Problem to work on: Reproduce every line of the material that follows, word for word, without changing anything.

Material for this exercise:
★ ★ ★ ★ ★

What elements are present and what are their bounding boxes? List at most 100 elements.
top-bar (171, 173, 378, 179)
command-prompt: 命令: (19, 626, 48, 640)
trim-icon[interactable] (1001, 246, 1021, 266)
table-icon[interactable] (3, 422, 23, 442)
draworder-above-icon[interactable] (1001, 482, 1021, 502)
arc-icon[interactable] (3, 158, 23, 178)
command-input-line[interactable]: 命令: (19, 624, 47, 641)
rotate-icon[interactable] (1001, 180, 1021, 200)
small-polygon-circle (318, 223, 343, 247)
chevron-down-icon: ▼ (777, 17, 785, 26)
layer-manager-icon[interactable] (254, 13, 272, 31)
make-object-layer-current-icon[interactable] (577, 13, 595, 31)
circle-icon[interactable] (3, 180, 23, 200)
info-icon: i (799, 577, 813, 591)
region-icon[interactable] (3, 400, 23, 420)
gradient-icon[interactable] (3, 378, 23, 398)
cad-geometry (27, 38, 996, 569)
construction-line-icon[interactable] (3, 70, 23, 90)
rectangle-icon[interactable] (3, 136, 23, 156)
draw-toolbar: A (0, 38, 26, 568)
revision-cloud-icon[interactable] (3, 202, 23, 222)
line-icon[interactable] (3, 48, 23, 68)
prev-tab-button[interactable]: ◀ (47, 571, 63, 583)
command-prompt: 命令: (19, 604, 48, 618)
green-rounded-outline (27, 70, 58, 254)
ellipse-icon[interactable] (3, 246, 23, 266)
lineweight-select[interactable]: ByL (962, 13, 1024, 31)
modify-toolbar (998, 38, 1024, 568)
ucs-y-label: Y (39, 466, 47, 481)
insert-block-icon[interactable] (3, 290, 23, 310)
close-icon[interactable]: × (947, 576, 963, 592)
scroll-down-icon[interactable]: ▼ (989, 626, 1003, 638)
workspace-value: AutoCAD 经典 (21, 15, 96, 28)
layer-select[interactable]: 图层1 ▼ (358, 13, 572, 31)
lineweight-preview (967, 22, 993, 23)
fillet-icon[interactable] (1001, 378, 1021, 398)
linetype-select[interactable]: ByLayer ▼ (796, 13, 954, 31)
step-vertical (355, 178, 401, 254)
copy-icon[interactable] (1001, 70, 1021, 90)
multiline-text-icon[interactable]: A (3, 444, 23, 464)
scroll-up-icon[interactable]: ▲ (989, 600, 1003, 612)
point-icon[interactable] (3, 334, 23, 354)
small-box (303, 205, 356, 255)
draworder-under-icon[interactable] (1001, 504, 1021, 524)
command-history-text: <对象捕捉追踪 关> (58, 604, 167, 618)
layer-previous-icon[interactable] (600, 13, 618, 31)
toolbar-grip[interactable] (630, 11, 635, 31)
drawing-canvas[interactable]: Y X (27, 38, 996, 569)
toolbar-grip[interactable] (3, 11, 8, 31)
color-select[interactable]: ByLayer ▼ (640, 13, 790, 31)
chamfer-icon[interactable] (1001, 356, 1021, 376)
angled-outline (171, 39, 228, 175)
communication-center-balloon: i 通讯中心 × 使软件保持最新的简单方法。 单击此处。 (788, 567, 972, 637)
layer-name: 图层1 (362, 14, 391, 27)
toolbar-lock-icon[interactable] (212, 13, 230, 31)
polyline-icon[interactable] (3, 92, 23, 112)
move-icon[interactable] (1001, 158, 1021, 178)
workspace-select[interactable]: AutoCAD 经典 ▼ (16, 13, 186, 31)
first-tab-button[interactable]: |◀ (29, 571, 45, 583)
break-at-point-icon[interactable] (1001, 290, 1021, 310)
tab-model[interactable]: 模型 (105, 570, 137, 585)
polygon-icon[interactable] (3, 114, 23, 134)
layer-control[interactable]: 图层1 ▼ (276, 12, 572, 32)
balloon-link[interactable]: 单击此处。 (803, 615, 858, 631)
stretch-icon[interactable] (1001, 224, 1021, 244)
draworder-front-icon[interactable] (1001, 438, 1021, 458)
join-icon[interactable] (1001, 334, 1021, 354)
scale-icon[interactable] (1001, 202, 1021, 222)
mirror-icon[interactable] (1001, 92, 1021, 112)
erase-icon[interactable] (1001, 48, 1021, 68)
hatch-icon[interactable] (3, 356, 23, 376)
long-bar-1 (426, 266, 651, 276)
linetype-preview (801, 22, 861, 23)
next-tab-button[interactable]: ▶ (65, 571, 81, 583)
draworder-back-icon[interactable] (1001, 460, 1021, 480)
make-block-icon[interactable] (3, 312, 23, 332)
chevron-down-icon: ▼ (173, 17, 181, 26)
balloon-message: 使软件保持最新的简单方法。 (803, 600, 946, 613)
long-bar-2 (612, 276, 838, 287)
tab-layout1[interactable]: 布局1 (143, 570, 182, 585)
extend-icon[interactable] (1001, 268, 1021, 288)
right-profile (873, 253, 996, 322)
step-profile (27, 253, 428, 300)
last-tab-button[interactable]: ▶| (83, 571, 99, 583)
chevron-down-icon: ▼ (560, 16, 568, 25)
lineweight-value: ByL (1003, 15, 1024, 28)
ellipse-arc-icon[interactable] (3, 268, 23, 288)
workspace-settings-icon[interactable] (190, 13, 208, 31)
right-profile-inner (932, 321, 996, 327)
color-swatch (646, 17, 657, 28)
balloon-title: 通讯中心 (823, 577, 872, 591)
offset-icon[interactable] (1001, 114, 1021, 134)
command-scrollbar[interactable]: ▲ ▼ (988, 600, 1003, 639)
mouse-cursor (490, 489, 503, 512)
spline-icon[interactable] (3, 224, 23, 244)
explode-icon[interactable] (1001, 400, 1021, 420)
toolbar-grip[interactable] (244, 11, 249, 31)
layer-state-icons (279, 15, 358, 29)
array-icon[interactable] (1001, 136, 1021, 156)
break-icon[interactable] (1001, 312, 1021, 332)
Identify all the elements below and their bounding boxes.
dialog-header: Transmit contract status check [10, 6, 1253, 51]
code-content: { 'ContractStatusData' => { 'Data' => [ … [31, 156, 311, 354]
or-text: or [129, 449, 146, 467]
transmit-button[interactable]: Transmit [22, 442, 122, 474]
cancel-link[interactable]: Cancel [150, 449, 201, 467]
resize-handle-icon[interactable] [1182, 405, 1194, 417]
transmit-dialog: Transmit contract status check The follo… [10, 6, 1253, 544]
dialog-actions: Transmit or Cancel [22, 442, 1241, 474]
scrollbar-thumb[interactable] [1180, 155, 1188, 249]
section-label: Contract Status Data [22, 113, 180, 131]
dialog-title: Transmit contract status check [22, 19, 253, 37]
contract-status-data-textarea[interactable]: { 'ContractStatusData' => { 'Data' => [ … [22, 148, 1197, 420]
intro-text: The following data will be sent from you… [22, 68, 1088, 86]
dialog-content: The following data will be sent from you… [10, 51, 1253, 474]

★ ★ ★ ★ ★

Completed exercise:
What elements are present and what are their bounding boxes? List at most 100 elements.
top-bar (171, 173, 378, 179)
command-prompt: 命令: (19, 626, 48, 640)
trim-icon[interactable] (1001, 246, 1021, 266)
table-icon[interactable] (3, 422, 23, 442)
draworder-above-icon[interactable] (1001, 482, 1021, 502)
arc-icon[interactable] (3, 158, 23, 178)
command-input-line[interactable]: 命令: (19, 624, 47, 641)
rotate-icon[interactable] (1001, 180, 1021, 200)
small-polygon-circle (318, 223, 343, 247)
chevron-down-icon: ▼ (777, 17, 785, 26)
layer-manager-icon[interactable] (254, 13, 272, 31)
make-object-layer-current-icon[interactable] (577, 13, 595, 31)
circle-icon[interactable] (3, 180, 23, 200)
info-icon: i (799, 577, 813, 591)
region-icon[interactable] (3, 400, 23, 420)
gradient-icon[interactable] (3, 378, 23, 398)
cad-geometry (27, 38, 996, 569)
construction-line-icon[interactable] (3, 70, 23, 90)
rectangle-icon[interactable] (3, 136, 23, 156)
draw-toolbar: A (0, 38, 26, 568)
revision-cloud-icon[interactable] (3, 202, 23, 222)
line-icon[interactable] (3, 48, 23, 68)
prev-tab-button[interactable]: ◀ (47, 571, 63, 583)
command-prompt: 命令: (19, 604, 48, 618)
green-rounded-outline (27, 70, 58, 254)
ellipse-icon[interactable] (3, 246, 23, 266)
lineweight-select[interactable]: ByL (962, 13, 1024, 31)
modify-toolbar (998, 38, 1024, 568)
ucs-y-label: Y (39, 466, 47, 481)
insert-block-icon[interactable] (3, 290, 23, 310)
close-icon[interactable]: × (947, 576, 963, 592)
scroll-down-icon[interactable]: ▼ (989, 626, 1003, 638)
workspace-value: AutoCAD 经典 (21, 15, 96, 28)
layer-select[interactable]: 图层1 ▼ (358, 13, 572, 31)
lineweight-preview (967, 22, 993, 23)
fillet-icon[interactable] (1001, 378, 1021, 398)
linetype-select[interactable]: ByLayer ▼ (796, 13, 954, 31)
step-vertical (355, 178, 401, 254)
copy-icon[interactable] (1001, 70, 1021, 90)
multiline-text-icon[interactable]: A (3, 444, 23, 464)
scroll-up-icon[interactable]: ▲ (989, 600, 1003, 612)
point-icon[interactable] (3, 334, 23, 354)
small-box (303, 205, 356, 255)
draworder-under-icon[interactable] (1001, 504, 1021, 524)
command-history-text: <对象捕捉追踪 关> (58, 604, 167, 618)
layer-previous-icon[interactable] (600, 13, 618, 31)
toolbar-grip[interactable] (630, 11, 635, 31)
drawing-canvas[interactable]: Y X (27, 38, 996, 569)
toolbar-grip[interactable] (3, 11, 8, 31)
color-select[interactable]: ByLayer ▼ (640, 13, 790, 31)
chamfer-icon[interactable] (1001, 356, 1021, 376)
angled-outline (171, 39, 228, 175)
communication-center-balloon: i 通讯中心 × 使软件保持最新的简单方法。 单击此处。 (788, 567, 972, 637)
layer-name: 图层1 (362, 14, 391, 27)
toolbar-lock-icon[interactable] (212, 13, 230, 31)
polyline-icon[interactable] (3, 92, 23, 112)
move-icon[interactable] (1001, 158, 1021, 178)
workspace-select[interactable]: AutoCAD 经典 ▼ (16, 13, 186, 31)
first-tab-button[interactable]: |◀ (29, 571, 45, 583)
break-at-point-icon[interactable] (1001, 290, 1021, 310)
tab-model[interactable]: 模型 (105, 570, 137, 585)
polygon-icon[interactable] (3, 114, 23, 134)
layer-control[interactable]: 图层1 ▼ (276, 12, 572, 32)
balloon-link[interactable]: 单击此处。 (803, 615, 858, 631)
stretch-icon[interactable] (1001, 224, 1021, 244)
draworder-front-icon[interactable] (1001, 438, 1021, 458)
join-icon[interactable] (1001, 334, 1021, 354)
scale-icon[interactable] (1001, 202, 1021, 222)
mirror-icon[interactable] (1001, 92, 1021, 112)
erase-icon[interactable] (1001, 48, 1021, 68)
hatch-icon[interactable] (3, 356, 23, 376)
long-bar-1 (426, 266, 651, 276)
linetype-preview (801, 22, 861, 23)
next-tab-button[interactable]: ▶ (65, 571, 81, 583)
draworder-back-icon[interactable] (1001, 460, 1021, 480)
make-block-icon[interactable] (3, 312, 23, 332)
chevron-down-icon: ▼ (173, 17, 181, 26)
balloon-message: 使软件保持最新的简单方法。 (803, 600, 946, 613)
long-bar-2 (612, 276, 838, 287)
tab-layout1[interactable]: 布局1 (143, 570, 182, 585)
extend-icon[interactable] (1001, 268, 1021, 288)
right-profile (873, 253, 996, 322)
step-profile (27, 253, 428, 300)
last-tab-button[interactable]: ▶| (83, 571, 99, 583)
chevron-down-icon: ▼ (560, 16, 568, 25)
lineweight-value: ByL (1003, 15, 1024, 28)
ellipse-arc-icon[interactable] (3, 268, 23, 288)
workspace-settings-icon[interactable] (190, 13, 208, 31)
right-profile-inner (932, 321, 996, 327)
color-swatch (646, 17, 657, 28)
balloon-title: 通讯中心 (823, 577, 872, 591)
offset-icon[interactable] (1001, 114, 1021, 134)
command-scrollbar[interactable]: ▲ ▼ (988, 600, 1003, 639)
mouse-cursor (490, 489, 503, 512)
spline-icon[interactable] (3, 224, 23, 244)
explode-icon[interactable] (1001, 400, 1021, 420)
toolbar-grip[interactable] (244, 11, 249, 31)
layer-state-icons (279, 15, 358, 29)
array-icon[interactable] (1001, 136, 1021, 156)
break-icon[interactable] (1001, 312, 1021, 332)
Identify all the elements below and their bounding boxes.
dialog-header: Transmit contract status check [10, 6, 1253, 51]
code-content: { 'ContractStatusData' => { 'Data' => [ … [31, 156, 311, 354]
or-text: or [129, 449, 146, 467]
transmit-button[interactable]: Transmit [22, 442, 122, 474]
cancel-link[interactable]: Cancel [150, 449, 201, 467]
resize-handle-icon[interactable] [1182, 405, 1194, 417]
transmit-dialog: Transmit contract status check The follo… [10, 6, 1253, 544]
dialog-actions: Transmit or Cancel [22, 442, 1241, 474]
scrollbar-thumb[interactable] [1180, 155, 1188, 249]
section-label: Contract Status Data [22, 113, 180, 131]
dialog-title: Transmit contract status check [22, 19, 253, 37]
contract-status-data-textarea[interactable]: { 'ContractStatusData' => { 'Data' => [ … [22, 148, 1197, 420]
intro-text: The following data will be sent from you… [22, 68, 1088, 86]
dialog-content: The following data will be sent from you… [10, 51, 1253, 474]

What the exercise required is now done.